EXERCISE REQUIREMENTS ::
Below are some records. Copy every line in them that holds "cavo".

** Start RECORDED DATA **

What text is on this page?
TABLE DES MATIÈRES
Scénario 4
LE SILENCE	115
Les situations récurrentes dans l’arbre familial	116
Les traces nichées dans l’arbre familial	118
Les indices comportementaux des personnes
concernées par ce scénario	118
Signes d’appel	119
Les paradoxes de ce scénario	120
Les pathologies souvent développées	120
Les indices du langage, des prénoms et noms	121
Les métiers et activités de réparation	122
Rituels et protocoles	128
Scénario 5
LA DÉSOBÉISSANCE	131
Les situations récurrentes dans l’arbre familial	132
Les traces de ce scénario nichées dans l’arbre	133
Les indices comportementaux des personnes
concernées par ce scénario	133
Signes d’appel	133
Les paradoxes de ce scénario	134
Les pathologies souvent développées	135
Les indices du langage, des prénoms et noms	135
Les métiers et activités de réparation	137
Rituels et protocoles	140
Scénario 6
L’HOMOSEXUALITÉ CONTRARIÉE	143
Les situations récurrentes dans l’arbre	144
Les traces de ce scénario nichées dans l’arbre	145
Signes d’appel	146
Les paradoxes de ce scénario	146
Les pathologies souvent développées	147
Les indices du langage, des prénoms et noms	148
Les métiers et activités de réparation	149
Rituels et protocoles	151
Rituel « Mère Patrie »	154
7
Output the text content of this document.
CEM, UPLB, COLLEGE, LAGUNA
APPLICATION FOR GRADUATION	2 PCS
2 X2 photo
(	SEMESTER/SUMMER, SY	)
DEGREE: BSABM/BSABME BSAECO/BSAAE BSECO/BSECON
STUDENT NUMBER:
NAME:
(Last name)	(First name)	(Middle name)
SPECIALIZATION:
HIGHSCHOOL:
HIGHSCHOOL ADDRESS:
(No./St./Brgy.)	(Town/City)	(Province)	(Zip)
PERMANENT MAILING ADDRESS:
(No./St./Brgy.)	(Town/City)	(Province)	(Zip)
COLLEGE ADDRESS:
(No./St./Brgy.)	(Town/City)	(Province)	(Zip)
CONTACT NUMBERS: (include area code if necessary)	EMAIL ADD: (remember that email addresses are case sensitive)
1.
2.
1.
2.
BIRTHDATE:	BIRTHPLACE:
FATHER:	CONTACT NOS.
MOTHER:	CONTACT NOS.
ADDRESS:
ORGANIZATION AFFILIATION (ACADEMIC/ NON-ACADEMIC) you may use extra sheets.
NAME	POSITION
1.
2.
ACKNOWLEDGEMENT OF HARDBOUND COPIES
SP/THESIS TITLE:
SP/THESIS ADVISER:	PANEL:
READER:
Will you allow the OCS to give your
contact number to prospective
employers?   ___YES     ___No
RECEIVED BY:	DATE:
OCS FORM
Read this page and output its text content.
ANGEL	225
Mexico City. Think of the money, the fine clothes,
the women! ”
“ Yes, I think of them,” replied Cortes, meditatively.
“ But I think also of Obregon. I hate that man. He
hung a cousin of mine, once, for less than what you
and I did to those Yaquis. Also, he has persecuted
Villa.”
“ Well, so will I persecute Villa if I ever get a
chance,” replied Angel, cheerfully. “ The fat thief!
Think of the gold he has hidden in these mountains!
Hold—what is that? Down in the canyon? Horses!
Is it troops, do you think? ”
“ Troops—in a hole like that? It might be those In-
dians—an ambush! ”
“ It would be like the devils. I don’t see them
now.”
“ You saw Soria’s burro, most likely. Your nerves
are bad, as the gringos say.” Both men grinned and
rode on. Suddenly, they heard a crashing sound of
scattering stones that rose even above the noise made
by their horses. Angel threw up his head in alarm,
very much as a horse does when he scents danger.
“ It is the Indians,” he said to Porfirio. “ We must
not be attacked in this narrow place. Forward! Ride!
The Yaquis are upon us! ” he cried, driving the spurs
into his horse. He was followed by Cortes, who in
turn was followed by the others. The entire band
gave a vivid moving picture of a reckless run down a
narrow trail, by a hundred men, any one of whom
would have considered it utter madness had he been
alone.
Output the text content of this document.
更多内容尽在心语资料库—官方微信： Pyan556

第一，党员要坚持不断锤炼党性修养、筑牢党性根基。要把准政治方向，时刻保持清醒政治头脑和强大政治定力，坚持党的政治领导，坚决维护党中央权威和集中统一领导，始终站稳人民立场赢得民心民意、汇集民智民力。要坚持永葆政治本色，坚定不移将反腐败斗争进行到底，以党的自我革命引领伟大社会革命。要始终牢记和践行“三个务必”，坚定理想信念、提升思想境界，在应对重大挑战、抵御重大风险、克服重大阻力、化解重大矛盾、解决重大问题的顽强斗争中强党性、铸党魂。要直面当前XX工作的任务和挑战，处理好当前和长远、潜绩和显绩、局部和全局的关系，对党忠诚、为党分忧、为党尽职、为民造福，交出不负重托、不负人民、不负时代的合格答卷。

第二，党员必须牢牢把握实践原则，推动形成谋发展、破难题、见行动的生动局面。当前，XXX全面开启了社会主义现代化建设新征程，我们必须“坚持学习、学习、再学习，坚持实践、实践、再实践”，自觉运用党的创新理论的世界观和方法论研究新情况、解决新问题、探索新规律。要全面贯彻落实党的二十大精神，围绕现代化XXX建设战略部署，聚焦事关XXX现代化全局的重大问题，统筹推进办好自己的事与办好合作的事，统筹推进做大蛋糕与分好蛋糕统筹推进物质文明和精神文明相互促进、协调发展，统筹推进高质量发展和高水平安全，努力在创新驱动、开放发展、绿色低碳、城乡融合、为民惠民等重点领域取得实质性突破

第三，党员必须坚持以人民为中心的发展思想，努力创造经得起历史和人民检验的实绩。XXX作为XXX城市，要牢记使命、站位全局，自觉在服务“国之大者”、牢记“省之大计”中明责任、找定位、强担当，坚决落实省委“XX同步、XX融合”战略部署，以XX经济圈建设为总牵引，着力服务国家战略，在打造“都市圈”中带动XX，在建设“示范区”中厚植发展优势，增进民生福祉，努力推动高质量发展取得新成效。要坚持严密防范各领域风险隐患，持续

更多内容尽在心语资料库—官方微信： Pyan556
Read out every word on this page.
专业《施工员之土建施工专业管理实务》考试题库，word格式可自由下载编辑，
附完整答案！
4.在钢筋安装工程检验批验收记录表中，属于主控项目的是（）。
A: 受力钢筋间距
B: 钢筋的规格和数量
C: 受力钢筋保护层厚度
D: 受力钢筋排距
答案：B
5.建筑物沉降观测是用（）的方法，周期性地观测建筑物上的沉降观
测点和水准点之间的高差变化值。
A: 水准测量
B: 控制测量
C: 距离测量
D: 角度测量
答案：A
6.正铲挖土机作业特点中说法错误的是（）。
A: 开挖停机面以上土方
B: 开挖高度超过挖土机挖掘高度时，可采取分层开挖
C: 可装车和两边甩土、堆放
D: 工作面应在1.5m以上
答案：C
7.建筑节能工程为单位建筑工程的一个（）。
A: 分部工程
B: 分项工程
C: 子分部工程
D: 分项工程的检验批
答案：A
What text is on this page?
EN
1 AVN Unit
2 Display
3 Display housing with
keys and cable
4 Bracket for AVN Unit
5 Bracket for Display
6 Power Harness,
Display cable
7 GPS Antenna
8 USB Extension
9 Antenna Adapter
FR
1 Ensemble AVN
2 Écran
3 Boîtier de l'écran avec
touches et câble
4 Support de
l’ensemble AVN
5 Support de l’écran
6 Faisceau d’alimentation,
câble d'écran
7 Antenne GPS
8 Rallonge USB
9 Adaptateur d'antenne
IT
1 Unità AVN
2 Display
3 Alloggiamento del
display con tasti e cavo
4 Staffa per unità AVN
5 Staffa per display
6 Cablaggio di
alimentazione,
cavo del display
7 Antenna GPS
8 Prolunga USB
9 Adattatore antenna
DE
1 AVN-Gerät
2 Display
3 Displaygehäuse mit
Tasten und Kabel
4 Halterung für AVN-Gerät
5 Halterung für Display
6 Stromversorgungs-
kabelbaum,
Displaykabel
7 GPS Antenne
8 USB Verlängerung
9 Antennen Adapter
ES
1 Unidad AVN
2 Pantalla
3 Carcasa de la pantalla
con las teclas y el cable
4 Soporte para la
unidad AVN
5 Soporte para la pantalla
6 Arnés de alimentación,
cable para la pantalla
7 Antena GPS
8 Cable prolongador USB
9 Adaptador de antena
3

** End RECORDED DATA **

RESULT BELOW ::
display con tasti e cavo
cavo del display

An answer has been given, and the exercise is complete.